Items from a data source
>> Begin
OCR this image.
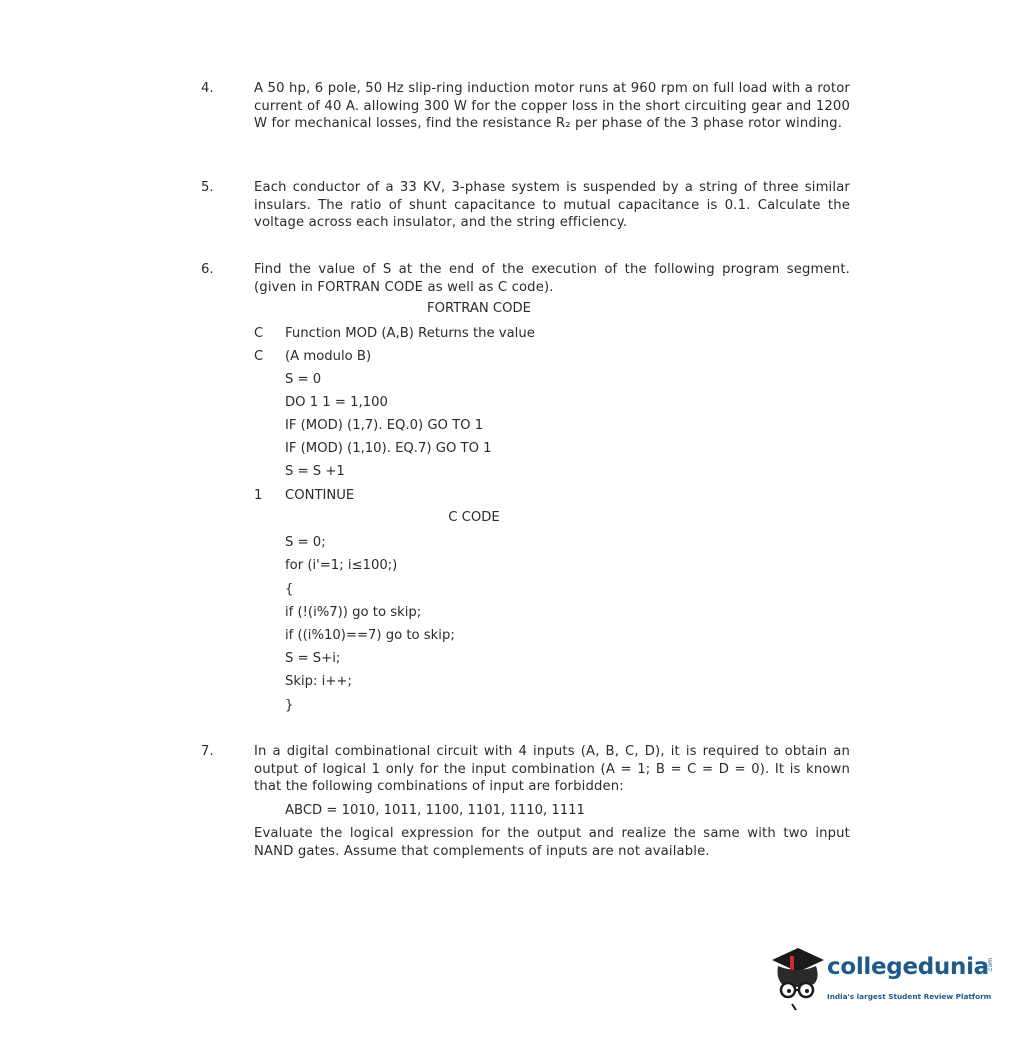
4.	A 50 hp, 6 pole, 50 Hz slip-ring induction motor runs at 960 rpm on full load with a rotor current of 40 A. allowing 300 W for the copper loss in the short circuiting gear and 1200 W for mechanical losses, find the resistance R₂ per phase of the 3 phase rotor winding.
5.	Each conductor of a 33 KV, 3-phase system is suspended by a string of three similar insulars. The ratio of shunt capacitance to mutual capacitance is 0.1. Calculate the voltage across each insulator, and the string efficiency.
6.	Find the value of S at the end of the execution of the following program segment. (given in FORTRAN CODE as well as C code).
FORTRAN CODE
C Function MOD (A,B) Returns the value
C (A modulo B)
S = 0
DO 1 1 = 1,100
IF (MOD) (1,7). EQ.0) GO TO 1
IF (MOD) (1,10). EQ.7) GO TO 1
S = S +1
1 CONTINUE
C CODE
S = 0;
for (i'=1; i≤100;)
{
if (!(i%7)) go to skip;
if ((i%10)==7) go to skip;
S = S+i;
Skip: i++;
}
7.	In a digital combinational circuit with 4 inputs (A, B, C, D), it is required to obtain an output of logical 1 only for the input combination (A = 1; B = C = D = 0). It is known that the following combinations of input are forbidden:
ABCD = 1010, 1011, 1100, 1101, 1110, 1111
Evaluate the logical expression for the output and realize the same with two input NAND gates. Assume that complements of inputs are not available.
collegedunia
.com
India's largest Student Review Platform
>> End
WHAT IS ASKED: Using the material above, work out how many lines contain the string "following". Give that number alone.

TASK SOLUTION: 2